======== Given data ========

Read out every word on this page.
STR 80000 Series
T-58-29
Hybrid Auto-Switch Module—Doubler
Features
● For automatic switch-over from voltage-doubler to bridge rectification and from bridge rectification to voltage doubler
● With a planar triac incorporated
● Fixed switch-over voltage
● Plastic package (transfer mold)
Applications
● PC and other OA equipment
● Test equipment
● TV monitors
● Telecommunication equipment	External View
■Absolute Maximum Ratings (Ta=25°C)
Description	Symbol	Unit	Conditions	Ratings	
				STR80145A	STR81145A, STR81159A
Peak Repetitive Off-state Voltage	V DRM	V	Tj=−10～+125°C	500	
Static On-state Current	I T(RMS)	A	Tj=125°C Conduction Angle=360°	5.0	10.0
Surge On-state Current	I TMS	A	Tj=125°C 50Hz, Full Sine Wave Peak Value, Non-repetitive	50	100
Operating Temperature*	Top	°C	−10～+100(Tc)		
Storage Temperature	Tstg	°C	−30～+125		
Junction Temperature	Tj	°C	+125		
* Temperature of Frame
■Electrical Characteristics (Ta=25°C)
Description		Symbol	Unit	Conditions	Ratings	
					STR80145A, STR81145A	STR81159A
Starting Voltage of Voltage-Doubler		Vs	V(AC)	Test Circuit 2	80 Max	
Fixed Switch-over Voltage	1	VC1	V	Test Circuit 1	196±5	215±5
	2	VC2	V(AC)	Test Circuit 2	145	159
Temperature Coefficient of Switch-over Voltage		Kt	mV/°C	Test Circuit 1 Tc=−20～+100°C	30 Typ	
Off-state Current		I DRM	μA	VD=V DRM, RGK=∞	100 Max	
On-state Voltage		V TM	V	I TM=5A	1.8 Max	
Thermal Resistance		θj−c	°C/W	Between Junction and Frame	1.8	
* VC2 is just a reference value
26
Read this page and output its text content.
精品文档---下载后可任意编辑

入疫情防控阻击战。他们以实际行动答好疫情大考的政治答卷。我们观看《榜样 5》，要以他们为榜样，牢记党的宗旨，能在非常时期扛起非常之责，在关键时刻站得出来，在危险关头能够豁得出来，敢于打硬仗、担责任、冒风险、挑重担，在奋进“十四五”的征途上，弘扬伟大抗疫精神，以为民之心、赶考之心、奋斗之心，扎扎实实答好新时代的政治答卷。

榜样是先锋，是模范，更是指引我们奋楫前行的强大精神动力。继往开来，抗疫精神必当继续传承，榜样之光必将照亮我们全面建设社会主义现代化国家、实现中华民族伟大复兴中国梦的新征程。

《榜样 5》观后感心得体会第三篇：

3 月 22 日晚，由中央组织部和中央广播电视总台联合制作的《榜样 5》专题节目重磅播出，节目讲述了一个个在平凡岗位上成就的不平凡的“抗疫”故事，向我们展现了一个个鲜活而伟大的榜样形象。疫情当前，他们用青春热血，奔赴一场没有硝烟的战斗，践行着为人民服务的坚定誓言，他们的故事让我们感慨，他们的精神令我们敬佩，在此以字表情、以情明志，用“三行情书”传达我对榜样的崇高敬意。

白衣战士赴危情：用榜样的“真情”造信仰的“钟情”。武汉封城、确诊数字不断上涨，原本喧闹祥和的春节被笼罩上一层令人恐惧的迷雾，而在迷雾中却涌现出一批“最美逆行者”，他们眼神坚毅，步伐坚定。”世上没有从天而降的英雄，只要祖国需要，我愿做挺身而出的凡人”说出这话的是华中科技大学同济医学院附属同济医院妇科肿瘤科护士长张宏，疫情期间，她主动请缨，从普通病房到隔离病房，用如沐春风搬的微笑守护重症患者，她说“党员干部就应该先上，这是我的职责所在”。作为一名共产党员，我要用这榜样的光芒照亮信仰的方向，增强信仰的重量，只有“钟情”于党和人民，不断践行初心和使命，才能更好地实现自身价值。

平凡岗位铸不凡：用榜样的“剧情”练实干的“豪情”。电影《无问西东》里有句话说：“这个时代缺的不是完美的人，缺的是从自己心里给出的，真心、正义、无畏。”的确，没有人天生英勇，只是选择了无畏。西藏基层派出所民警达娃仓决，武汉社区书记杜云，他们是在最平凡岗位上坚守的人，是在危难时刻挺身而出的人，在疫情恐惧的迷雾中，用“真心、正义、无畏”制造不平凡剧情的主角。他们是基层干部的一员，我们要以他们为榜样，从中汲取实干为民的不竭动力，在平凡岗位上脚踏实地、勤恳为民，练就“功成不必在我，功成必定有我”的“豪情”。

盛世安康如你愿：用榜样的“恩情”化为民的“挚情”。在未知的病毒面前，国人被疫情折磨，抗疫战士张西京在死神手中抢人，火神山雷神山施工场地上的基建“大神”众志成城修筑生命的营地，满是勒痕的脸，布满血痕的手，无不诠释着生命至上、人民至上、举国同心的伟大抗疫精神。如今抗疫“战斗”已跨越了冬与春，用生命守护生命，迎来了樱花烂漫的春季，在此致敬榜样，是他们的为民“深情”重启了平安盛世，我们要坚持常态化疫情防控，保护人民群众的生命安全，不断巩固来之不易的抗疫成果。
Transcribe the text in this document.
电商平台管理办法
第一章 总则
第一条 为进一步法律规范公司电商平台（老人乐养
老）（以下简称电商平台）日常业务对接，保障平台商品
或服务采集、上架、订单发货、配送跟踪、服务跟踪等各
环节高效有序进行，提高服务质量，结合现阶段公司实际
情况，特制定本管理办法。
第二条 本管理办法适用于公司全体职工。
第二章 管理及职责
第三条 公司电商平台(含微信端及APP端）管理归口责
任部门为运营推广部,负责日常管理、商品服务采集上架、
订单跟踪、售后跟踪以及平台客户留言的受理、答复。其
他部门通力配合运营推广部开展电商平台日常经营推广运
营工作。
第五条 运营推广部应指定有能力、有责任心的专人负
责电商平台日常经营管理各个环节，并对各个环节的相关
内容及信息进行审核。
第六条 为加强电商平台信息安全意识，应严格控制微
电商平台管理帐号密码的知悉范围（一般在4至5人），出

========

> **Exercise task**: Copy every single line of the material above that holds "Description".

> **Result**:
Description	Symbol	Unit	Conditions	Ratings	
Description		Symbol	Unit	Conditions	Ratings	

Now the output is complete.